EXERCISE DESCRIPTION: Gather every line in the records below that contains the word "text".

==== DATA IN THIS EXERCISE

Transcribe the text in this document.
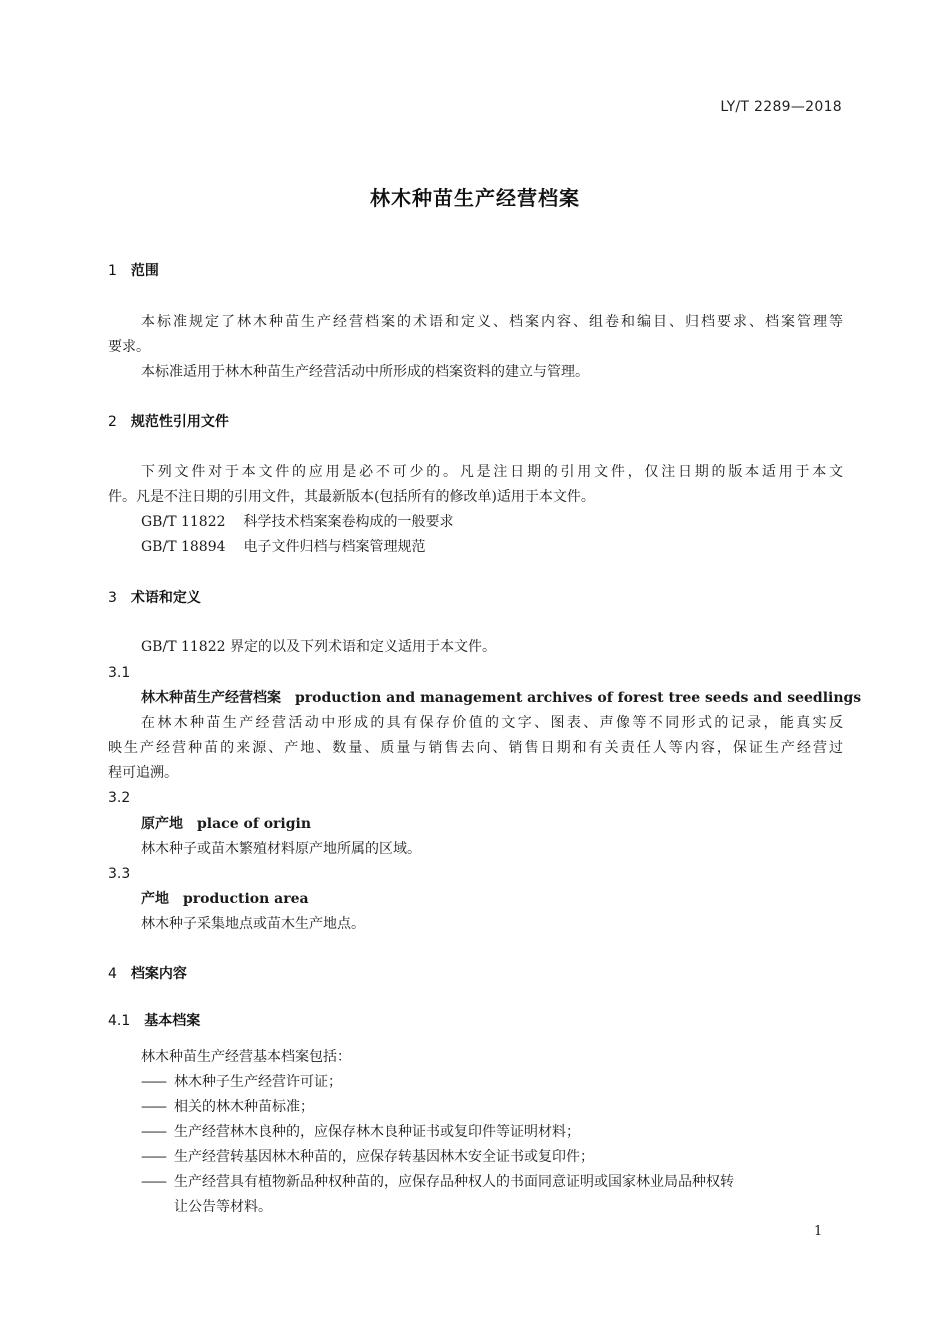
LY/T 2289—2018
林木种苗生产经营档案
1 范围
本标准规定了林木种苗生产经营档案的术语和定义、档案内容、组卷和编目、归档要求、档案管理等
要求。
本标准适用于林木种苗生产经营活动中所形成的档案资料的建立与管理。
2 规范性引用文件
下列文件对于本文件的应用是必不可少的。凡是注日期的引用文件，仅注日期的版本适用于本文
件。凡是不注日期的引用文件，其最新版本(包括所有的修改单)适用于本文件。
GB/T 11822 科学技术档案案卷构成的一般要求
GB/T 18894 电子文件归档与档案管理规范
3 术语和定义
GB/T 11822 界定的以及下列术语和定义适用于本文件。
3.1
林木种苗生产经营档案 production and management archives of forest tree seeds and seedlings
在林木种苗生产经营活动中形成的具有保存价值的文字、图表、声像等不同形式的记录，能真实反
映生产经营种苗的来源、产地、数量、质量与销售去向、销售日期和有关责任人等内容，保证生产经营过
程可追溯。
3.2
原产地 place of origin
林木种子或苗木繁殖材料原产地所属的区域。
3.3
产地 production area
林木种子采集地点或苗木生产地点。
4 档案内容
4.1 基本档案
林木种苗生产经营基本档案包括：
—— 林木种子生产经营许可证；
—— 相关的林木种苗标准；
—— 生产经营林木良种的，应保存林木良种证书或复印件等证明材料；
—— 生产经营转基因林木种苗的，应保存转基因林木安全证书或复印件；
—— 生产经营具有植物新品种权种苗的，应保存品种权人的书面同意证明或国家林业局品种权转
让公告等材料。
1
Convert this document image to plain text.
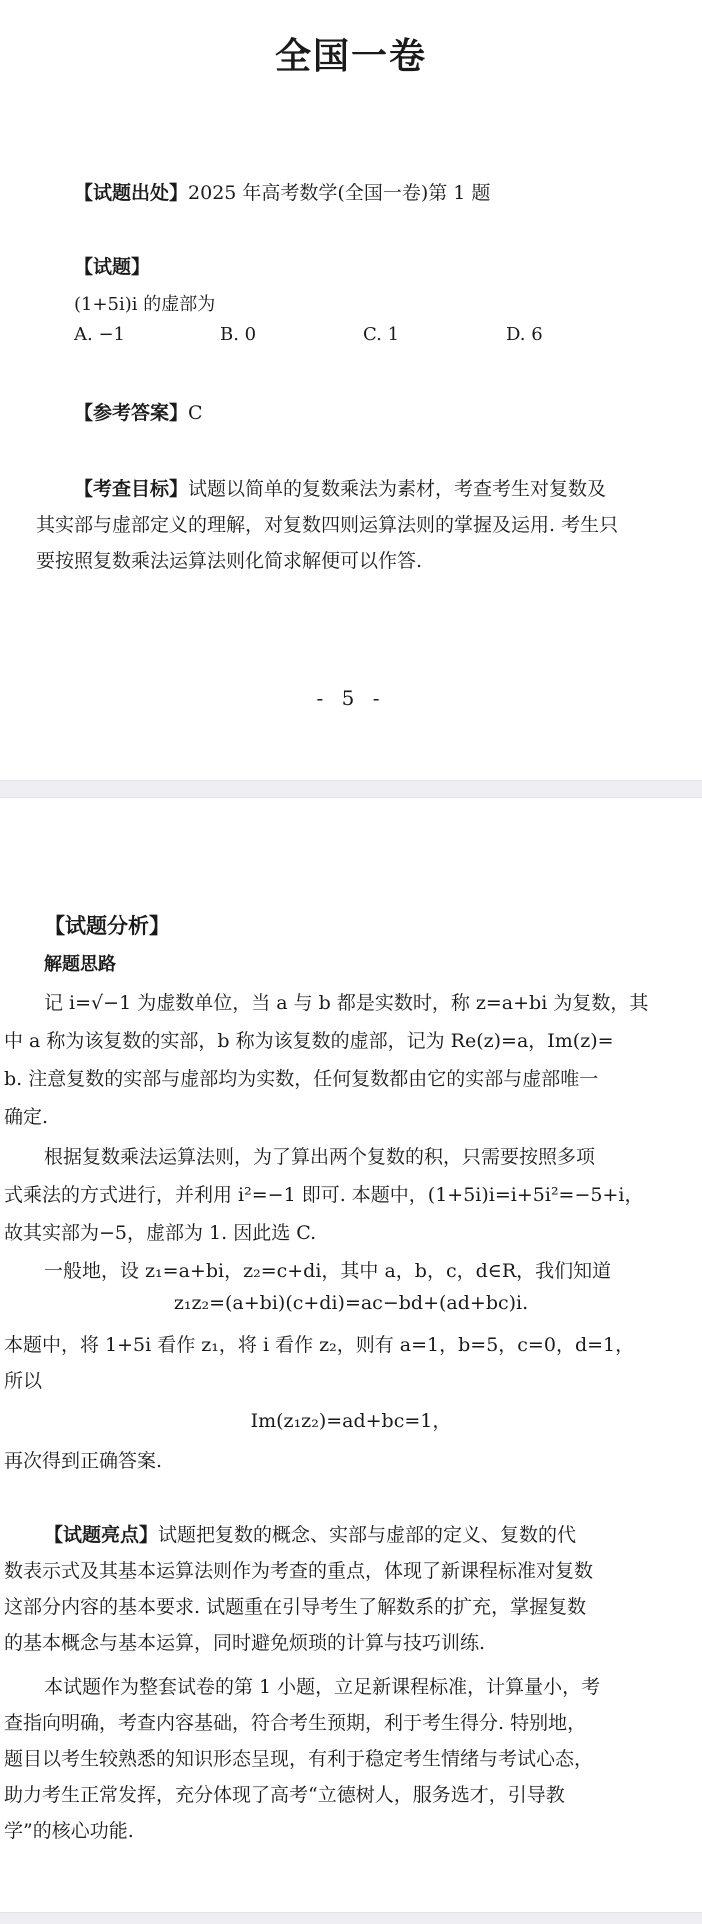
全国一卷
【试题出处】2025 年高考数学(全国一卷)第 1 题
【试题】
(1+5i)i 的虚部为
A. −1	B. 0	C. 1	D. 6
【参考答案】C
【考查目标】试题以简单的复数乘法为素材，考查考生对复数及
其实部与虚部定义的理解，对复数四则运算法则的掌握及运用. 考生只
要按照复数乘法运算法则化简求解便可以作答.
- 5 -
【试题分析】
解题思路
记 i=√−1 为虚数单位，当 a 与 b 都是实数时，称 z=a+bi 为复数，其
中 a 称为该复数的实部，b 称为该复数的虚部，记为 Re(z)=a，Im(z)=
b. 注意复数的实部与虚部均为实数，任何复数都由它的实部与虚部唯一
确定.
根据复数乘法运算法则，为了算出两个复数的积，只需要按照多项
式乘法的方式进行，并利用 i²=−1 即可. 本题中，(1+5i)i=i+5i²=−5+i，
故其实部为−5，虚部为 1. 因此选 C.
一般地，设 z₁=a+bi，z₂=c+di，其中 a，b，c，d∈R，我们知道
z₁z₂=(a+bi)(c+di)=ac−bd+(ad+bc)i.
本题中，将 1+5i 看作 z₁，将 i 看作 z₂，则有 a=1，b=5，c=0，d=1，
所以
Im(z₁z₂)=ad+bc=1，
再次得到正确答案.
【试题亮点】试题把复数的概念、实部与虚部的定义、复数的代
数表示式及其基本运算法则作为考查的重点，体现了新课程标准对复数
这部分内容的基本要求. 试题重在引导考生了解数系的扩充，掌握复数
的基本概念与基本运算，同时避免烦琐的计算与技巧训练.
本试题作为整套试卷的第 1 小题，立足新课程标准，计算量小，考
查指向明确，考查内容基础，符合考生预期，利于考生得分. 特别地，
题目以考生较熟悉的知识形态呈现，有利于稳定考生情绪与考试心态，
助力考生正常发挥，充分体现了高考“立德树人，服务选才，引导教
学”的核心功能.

========

TASK RESPONSE:
Transcribe the text in this document.
Convert this document image to plain text.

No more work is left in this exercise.